- **DATA FOR THIS TASK**:
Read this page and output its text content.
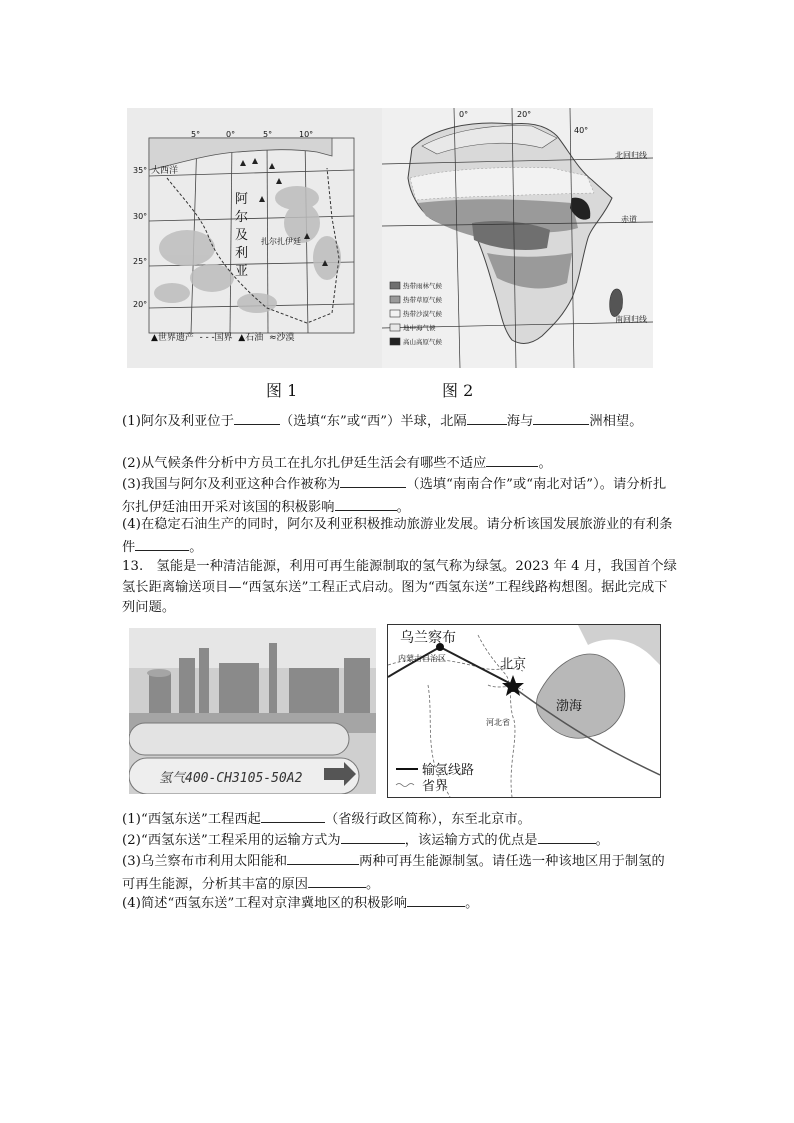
35°
30°
25°
20°
5°	0°	5°	10°
大西洋
阿
尔
及
利
亚
扎尔扎伊廷
▲世界遗产  - - -国界  ▲石油  ≈沙漠
0°	20°
40°
北回归线
赤道
南回归线
热带雨林气候
热带草原气候
热带沙漠气候
地中海气候
高山高原气候
图 1	图 2
(1)阿尔及利亚位于	（选填“东”或“西”）半球，北隔	海与	洲相望。
(2)从气候条件分析中方员工在扎尔扎伊廷生活会有哪些不适应	。
(3)我国与阿尔及利亚这种合作被称为	（选填“南南合作”或“南北对话”）。请分析扎尔扎伊廷油田开采对该国的积极影响	。
(4)在稳定石油生产的同时，阿尔及利亚积极推动旅游业发展。请分析该国发展旅游业的有利条件	。
13.　氢能是一种清洁能源，利用可再生能源制取的氢气称为绿氢。2023 年 4 月，我国首个绿氢长距离输送项目—“西氢东送”工程正式启动。图为“西氢东送”工程线路构想图。据此完成下列问题。
氢气400-CH3105-50A2
乌兰察布
内蒙古自治区	北京
河北省
渤海
输氢线路
省界
(1)“西氢东送”工程西起	（省级行政区简称），东至北京市。
(2)“西氢东送”工程采用的运输方式为	，该运输方式的优点是	。
(3)乌兰察布市利用太阳能和	两种可再生能源制氢。请任选一种该地区用于制氢的可再生能源，分析其丰富的原因	。
(4)简述“西氢东送”工程对京津冀地区的积极影响	。
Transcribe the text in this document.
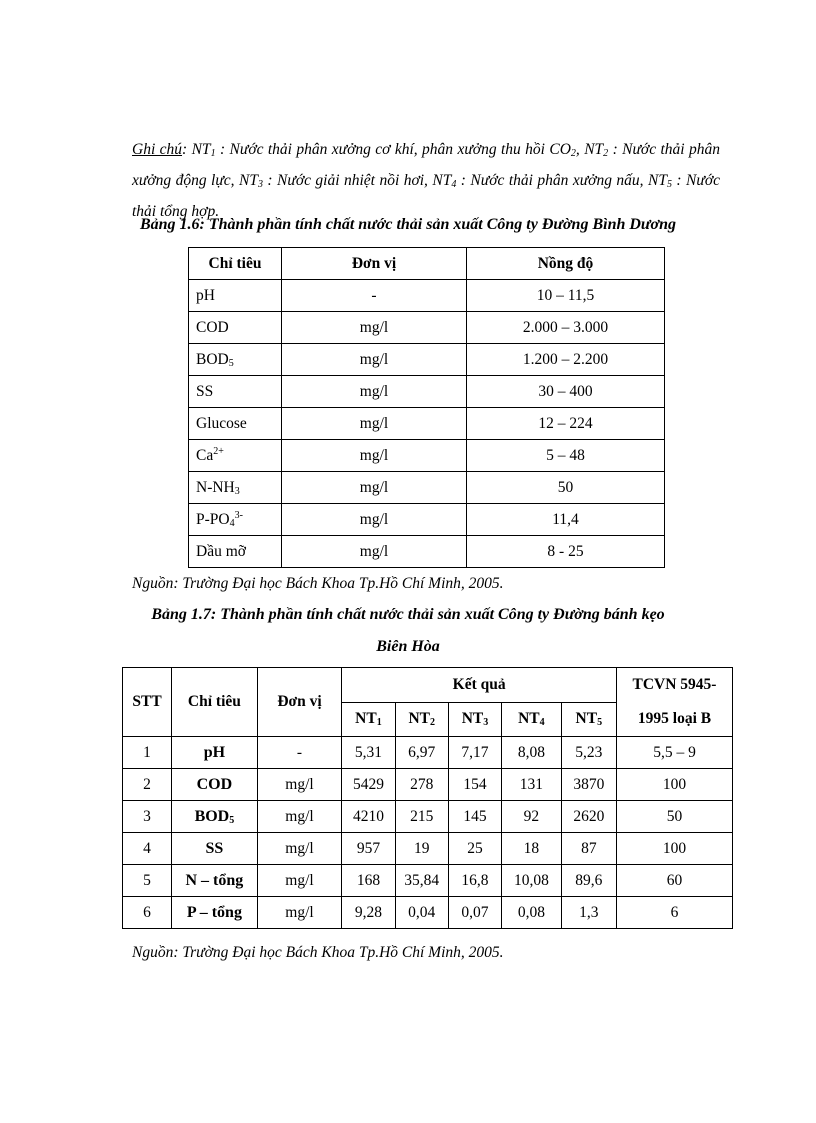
Ghi chú: $NT_1$ : Nước thải phân xưởng cơ khí, phân xưởng thu hồi $CO_2$, $NT_2$ : Nước thải phân xưởng động lực, $NT_3$ : Nước giải nhiệt nồi hơi, $NT_4$ : Nước thải phân xưởng nấu, $NT_5$ : Nước thải tổng hợp.

Bảng 1.6: Thành phần tính chất nước thải sản xuất Công ty Đường Bình Dương
Chỉ tiêu	Đơn vị	Nồng độ
pH	-	10 – 11,5
COD	mg/l	2.000 – 3.000
$BOD_5$	mg/l	1.200 – 2.200
SS	mg/l	30 – 400
Glucose	mg/l	12 – 224
$Ca^{2+}$	mg/l	5 – 48
$N-NH_3$	mg/l	50
$P-PO_4^{3-}$	mg/l	11,4
Dầu mỡ	mg/l	8 - 25
Nguồn: Trường Đại học Bách Khoa Tp.Hồ Chí Minh, 2005.
Bảng 1.7: Thành phần tính chất nước thải sản xuất Công ty Đường bánh kẹo
Biên Hòa
STT	Chỉ tiêu	Đơn vị	Kết quả					TCVN 5945-
1995 loại B
			$NT_1$	$NT_2$	$NT_3$	$NT_4$	$NT_5$
1	pH	-	5,31	6,97	7,17	8,08	5,23	5,5 – 9
2	COD	mg/l	5429	278	154	131	3870	100
3	$BOD_5$	mg/l	4210	215	145	92	2620	50
4	SS	mg/l	957	19	25	18	87	100
5	N – tổng	mg/l	168	35,84	16,8	10,08	89,6	60
6	P – tổng	mg/l	9,28	0,04	0,07	0,08	1,3	6
Nguồn: Trường Đại học Bách Khoa Tp.Hồ Chí Minh, 2005.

- **TASK GOAL**:
Pull out each line holding the string "Bảng".

- **CORRECT ANSWER**:
Bảng 1.6: Thành phần tính chất nước thải sản xuất Công ty Đường Bình Dương
Bảng 1.7: Thành phần tính chất nước thải sản xuất Công ty Đường bánh kẹo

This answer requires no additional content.